### Requirement 1
Copy the entries word for word, starting at the beginning and going up to and including the line with "spec-key: Тип системы [60, 612, 138, 626]".

Organic Search Results Begins With Avoiding These Four Common Mistakes

It seems that we have all made similar mistakes when it comes to search engine optimization and ended up with horrendous rankings. Our goal was to build an awesome website with all the right elements that would put it at the top of the page only to find out we are nowhere to be found. If this has ever happened to you or you simply do not want to repeat the mistakes of others this article will give you tremendous insight into the do's and don'ts of search engine optimization.

Link Spamming Will Get You Flagged

Although incoming links are favored with the search engines you have to go about it the right way by practicing good search engine optimization. If you have endless links coming into your site that are irrelevant to your subject matter or they come from low quality resources you will be nixed by the search engine bots.

The search engine bots run on mathematics and they know how to analyze anything that is not a picture (for now) and they can determine your websites fate in milliseconds. Spiders may be blind to images, but they are not blind to domain names, the number of keywords on your site and the relevance of the domain and keyword on sites that are linked to yours. If you link to a site that is a 'link pharm' you will get penalized because the spider will think it is a site you own that you are using to boost your search results.

Hundreds of Keywords are bound to Get Me Noticed!

Are your pages literally stuffed with keywords throughout the content to the point where you have sent your reader into oblivion trying to understand the content? This is a real search engine optimization no-no with the search engine bots because it is considered to be keyword spamming. What's worse is you will lose your visitors as soon as they arrive at your website because they have to work to decipher the content.

### Data records

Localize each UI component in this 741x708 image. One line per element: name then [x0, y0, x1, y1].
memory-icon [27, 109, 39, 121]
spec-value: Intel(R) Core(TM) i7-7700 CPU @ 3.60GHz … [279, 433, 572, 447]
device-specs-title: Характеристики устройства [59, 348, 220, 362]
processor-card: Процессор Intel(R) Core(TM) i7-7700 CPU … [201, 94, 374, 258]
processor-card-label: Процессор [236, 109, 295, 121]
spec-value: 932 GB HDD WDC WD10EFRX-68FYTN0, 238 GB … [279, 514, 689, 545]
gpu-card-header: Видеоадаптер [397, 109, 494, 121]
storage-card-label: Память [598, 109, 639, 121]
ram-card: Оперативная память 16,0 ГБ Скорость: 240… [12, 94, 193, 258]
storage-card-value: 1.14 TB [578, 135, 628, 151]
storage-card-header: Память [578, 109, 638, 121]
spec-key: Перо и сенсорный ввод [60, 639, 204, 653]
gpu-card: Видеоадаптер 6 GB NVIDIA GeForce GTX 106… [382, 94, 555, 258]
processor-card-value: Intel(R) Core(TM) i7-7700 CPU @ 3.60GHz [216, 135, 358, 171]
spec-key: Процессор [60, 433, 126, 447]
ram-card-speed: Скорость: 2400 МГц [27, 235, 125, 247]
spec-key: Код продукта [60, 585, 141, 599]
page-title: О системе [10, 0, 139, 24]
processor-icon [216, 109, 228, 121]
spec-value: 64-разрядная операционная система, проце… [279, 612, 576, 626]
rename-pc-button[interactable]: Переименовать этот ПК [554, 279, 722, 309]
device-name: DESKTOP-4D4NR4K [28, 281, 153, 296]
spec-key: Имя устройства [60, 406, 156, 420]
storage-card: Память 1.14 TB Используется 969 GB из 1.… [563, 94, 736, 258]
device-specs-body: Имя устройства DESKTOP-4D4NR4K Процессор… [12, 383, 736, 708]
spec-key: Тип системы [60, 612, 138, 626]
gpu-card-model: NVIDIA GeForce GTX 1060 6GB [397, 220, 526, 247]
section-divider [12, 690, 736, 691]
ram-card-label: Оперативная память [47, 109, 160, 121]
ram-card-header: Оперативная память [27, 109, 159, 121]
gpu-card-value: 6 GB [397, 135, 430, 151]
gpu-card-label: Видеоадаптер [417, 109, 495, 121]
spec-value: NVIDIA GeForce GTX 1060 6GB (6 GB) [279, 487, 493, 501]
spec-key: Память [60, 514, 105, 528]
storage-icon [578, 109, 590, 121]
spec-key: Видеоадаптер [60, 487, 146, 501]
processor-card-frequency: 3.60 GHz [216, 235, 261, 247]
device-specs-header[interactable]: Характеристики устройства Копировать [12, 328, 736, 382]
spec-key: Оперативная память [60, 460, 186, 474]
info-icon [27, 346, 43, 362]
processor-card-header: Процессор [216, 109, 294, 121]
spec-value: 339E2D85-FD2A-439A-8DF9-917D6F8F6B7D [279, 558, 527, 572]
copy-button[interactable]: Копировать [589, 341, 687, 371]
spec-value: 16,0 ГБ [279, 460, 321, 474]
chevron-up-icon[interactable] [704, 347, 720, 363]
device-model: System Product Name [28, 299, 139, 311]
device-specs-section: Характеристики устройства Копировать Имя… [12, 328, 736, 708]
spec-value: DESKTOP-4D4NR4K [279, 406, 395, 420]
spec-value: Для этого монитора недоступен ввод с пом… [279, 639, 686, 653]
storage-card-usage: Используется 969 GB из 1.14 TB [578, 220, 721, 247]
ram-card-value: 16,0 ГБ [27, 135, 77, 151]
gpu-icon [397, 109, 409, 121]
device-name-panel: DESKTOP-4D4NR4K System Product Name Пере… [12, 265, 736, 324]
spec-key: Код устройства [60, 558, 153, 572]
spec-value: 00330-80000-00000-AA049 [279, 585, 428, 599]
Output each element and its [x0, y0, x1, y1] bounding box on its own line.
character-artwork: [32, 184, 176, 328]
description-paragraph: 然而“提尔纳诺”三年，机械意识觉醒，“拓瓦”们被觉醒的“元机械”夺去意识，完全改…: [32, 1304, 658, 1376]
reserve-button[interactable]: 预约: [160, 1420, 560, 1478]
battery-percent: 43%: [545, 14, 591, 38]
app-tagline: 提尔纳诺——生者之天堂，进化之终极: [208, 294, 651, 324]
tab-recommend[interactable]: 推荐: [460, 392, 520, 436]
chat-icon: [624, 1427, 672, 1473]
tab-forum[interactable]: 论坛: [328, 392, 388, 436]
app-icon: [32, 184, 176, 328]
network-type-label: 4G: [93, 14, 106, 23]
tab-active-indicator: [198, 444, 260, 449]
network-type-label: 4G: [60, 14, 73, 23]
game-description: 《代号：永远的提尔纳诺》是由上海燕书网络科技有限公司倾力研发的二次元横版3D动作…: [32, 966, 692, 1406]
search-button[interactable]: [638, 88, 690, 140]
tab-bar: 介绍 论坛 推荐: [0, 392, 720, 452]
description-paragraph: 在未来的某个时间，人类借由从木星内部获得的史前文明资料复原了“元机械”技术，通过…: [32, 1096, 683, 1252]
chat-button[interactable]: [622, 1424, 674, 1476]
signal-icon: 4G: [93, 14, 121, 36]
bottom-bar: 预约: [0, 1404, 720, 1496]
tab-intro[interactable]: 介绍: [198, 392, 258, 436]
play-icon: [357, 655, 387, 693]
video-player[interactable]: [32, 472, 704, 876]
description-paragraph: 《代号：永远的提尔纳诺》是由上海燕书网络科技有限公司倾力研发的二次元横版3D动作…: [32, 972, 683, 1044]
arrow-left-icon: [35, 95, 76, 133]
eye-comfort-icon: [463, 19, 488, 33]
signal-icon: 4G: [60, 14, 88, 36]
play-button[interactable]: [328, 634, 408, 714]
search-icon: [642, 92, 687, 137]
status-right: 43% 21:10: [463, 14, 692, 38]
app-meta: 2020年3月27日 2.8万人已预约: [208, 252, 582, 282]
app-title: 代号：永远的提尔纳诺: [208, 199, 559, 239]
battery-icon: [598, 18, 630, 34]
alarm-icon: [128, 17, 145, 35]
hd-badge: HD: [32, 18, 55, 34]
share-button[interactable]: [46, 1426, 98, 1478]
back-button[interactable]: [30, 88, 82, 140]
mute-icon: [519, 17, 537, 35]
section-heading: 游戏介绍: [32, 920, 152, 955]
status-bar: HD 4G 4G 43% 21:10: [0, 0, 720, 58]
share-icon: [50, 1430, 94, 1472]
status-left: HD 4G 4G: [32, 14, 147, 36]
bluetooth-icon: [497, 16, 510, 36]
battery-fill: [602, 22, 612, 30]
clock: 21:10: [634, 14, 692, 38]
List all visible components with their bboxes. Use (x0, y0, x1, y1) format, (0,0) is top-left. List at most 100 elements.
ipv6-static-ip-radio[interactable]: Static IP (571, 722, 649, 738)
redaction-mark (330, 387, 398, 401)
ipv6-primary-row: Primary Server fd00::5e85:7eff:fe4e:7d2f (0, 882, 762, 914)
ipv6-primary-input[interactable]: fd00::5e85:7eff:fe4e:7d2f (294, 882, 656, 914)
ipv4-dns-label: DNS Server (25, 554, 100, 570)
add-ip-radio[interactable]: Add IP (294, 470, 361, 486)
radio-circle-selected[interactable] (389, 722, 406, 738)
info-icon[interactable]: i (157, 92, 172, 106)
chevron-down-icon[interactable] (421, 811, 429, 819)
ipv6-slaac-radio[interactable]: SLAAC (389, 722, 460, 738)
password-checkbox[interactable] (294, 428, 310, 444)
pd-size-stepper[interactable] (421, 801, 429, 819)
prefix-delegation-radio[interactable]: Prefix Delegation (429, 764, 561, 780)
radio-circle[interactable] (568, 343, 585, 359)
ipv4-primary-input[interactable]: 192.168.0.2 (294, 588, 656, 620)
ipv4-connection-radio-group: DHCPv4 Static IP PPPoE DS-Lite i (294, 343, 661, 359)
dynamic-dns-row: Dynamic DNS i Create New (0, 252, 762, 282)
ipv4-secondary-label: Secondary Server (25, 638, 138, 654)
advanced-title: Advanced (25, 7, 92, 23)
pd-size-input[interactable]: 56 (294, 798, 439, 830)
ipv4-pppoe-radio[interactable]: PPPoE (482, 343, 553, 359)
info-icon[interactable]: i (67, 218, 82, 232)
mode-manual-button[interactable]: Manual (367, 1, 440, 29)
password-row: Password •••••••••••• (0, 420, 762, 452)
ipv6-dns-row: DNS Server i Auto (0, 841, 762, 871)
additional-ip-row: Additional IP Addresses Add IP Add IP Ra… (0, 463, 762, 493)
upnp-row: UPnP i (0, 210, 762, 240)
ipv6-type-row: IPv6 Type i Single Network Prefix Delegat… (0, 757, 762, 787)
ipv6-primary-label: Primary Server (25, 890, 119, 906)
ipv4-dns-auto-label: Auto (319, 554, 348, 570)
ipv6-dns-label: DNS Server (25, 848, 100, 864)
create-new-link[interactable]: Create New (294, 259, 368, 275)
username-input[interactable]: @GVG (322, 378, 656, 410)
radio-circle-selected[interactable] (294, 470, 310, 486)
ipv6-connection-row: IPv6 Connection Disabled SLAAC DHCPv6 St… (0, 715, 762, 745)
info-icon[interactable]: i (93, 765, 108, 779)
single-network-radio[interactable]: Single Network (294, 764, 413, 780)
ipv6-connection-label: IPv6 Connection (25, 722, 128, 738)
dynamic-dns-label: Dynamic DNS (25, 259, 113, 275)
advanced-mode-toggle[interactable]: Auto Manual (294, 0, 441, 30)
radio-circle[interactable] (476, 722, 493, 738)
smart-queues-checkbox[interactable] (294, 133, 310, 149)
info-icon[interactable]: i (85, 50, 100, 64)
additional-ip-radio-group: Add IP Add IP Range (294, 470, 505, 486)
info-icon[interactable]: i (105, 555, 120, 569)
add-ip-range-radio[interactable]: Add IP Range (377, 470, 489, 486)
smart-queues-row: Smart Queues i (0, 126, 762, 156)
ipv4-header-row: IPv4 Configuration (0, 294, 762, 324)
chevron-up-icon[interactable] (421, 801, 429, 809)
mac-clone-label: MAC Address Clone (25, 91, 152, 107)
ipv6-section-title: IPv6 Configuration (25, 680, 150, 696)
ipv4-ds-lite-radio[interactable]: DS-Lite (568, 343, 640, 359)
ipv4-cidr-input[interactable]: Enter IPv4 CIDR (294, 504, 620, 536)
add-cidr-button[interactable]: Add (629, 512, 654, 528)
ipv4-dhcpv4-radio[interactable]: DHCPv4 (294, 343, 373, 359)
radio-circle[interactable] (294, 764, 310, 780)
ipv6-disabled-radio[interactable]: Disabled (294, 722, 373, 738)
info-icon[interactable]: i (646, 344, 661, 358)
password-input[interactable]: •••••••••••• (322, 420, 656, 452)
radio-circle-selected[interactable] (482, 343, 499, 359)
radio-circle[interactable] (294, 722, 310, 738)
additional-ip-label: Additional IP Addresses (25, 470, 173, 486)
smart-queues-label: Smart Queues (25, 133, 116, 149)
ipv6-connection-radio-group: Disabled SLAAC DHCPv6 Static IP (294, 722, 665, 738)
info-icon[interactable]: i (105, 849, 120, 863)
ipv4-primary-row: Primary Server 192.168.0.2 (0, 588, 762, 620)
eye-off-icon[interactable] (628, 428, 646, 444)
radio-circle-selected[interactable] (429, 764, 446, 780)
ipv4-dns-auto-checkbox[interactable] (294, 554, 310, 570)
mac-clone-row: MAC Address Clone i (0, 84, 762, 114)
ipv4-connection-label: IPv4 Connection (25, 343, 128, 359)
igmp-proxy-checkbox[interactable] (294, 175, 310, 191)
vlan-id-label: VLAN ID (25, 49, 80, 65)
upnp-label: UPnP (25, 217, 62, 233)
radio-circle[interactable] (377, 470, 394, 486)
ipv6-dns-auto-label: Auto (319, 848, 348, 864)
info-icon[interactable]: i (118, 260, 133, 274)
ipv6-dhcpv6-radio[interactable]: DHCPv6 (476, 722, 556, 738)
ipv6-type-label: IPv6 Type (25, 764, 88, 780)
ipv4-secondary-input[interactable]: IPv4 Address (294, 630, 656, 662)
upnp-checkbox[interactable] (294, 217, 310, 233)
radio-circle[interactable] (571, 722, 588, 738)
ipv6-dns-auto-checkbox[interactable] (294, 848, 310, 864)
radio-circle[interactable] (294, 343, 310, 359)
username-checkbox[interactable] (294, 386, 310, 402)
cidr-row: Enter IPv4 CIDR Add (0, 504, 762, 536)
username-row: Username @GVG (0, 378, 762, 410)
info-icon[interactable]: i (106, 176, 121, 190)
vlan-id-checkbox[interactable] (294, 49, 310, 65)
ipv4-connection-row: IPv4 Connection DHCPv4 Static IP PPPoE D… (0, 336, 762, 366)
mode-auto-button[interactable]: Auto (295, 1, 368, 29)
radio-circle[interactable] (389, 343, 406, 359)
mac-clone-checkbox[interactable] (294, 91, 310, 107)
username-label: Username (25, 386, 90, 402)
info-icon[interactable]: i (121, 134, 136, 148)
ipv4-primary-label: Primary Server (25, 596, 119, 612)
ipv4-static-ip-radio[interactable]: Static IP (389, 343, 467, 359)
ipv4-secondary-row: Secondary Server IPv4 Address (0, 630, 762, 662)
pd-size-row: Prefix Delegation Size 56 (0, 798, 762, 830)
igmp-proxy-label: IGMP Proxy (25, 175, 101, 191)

### Requirement 2
For each statement, say whether the article on search engine optimization mistakes agrees with it, answering yes or no and quoting the words from the article that decide it.
(a) Search engine spiders cannot see images.
(b) Linking to a 'link pharm' helps a site's search results.
(c) Stuffing pages with keywords counts as keyword spamming.

### Correct answer 1
Localize each UI component in this 741x708 image. One line per element: name then [x0, y0, x1, y1].
memory-icon [27, 109, 39, 121]
spec-value: Intel(R) Core(TM) i7-7700 CPU @ 3.60GHz … [279, 433, 572, 447]
device-specs-title: Характеристики устройства [59, 348, 220, 362]
processor-card: Процессор Intel(R) Core(TM) i7-7700 CPU … [201, 94, 374, 258]
processor-card-label: Процессор [236, 109, 295, 121]
spec-value: 932 GB HDD WDC WD10EFRX-68FYTN0, 238 GB … [279, 514, 689, 545]
gpu-card-header: Видеоадаптер [397, 109, 494, 121]
storage-card-label: Память [598, 109, 639, 121]
ram-card: Оперативная память 16,0 ГБ Скорость: 240… [12, 94, 193, 258]
storage-card-value: 1.14 TB [578, 135, 628, 151]
storage-card-header: Память [578, 109, 638, 121]
spec-key: Перо и сенсорный ввод [60, 639, 204, 653]
gpu-card: Видеоадаптер 6 GB NVIDIA GeForce GTX 106… [382, 94, 555, 258]
processor-card-value: Intel(R) Core(TM) i7-7700 CPU @ 3.60GHz [216, 135, 358, 171]
spec-key: Процессор [60, 433, 126, 447]
ram-card-speed: Скорость: 2400 МГц [27, 235, 125, 247]
spec-key: Код продукта [60, 585, 141, 599]
page-title: О системе [10, 0, 139, 24]
processor-icon [216, 109, 228, 121]
spec-value: 64-разрядная операционная система, проце… [279, 612, 576, 626]
rename-pc-button[interactable]: Переименовать этот ПК [554, 279, 722, 309]
device-name: DESKTOP-4D4NR4K [28, 281, 153, 296]
spec-key: Имя устройства [60, 406, 156, 420]
storage-card: Память 1.14 TB Используется 969 GB из 1.… [563, 94, 736, 258]
device-specs-body: Имя устройства DESKTOP-4D4NR4K Процессор… [12, 383, 736, 708]
spec-key: Тип системы [60, 612, 138, 626]

### Correct answer 2
(a) Yes: "Spiders may be blind to images"
(b) No: "If you link to a site that is a 'link pharm' you will get penalized"
(c) Yes: "it is considered to be keyword spamming"